**The problem:**
Search the data below for the word "kingi" and copy each line that holds it.

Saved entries

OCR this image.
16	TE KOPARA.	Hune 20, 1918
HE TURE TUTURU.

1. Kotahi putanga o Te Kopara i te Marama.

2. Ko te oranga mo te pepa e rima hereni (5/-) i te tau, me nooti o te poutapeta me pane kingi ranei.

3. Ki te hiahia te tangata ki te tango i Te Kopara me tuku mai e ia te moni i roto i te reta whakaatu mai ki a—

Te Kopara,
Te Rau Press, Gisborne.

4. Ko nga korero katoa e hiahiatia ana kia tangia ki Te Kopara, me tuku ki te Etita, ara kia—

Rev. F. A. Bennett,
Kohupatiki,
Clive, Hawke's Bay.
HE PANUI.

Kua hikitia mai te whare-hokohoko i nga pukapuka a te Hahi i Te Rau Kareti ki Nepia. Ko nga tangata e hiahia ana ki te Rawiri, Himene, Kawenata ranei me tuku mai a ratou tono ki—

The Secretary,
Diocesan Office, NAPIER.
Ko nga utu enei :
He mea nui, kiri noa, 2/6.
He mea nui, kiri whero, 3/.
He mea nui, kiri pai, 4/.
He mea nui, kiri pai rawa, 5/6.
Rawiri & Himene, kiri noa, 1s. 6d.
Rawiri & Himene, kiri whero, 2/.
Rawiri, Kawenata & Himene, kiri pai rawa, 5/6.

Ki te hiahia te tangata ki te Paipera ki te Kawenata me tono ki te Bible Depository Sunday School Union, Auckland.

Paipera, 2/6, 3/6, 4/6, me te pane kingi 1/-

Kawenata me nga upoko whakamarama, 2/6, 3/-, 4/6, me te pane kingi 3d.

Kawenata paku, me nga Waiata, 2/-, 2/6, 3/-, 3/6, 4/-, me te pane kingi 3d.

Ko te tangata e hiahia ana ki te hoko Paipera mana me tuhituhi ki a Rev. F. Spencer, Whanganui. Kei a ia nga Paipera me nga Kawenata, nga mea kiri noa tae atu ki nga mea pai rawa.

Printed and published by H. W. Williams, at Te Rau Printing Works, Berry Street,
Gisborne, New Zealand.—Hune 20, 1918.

**Exercise response:**
2. Ko te oranga mo te pepa e rima hereni (5/-) i te tau, me nooti o te poutapeta me pane kingi ranei.
Paipera, 2/6, 3/6, 4/6, me te pane kingi 1/-
Kawenata me nga upoko whakamarama, 2/6, 3/-, 4/6, me te pane kingi 3d.
Kawenata paku, me nga Waiata, 2/-, 2/6, 3/-, 3/6, 4/-, me te pane kingi 3d.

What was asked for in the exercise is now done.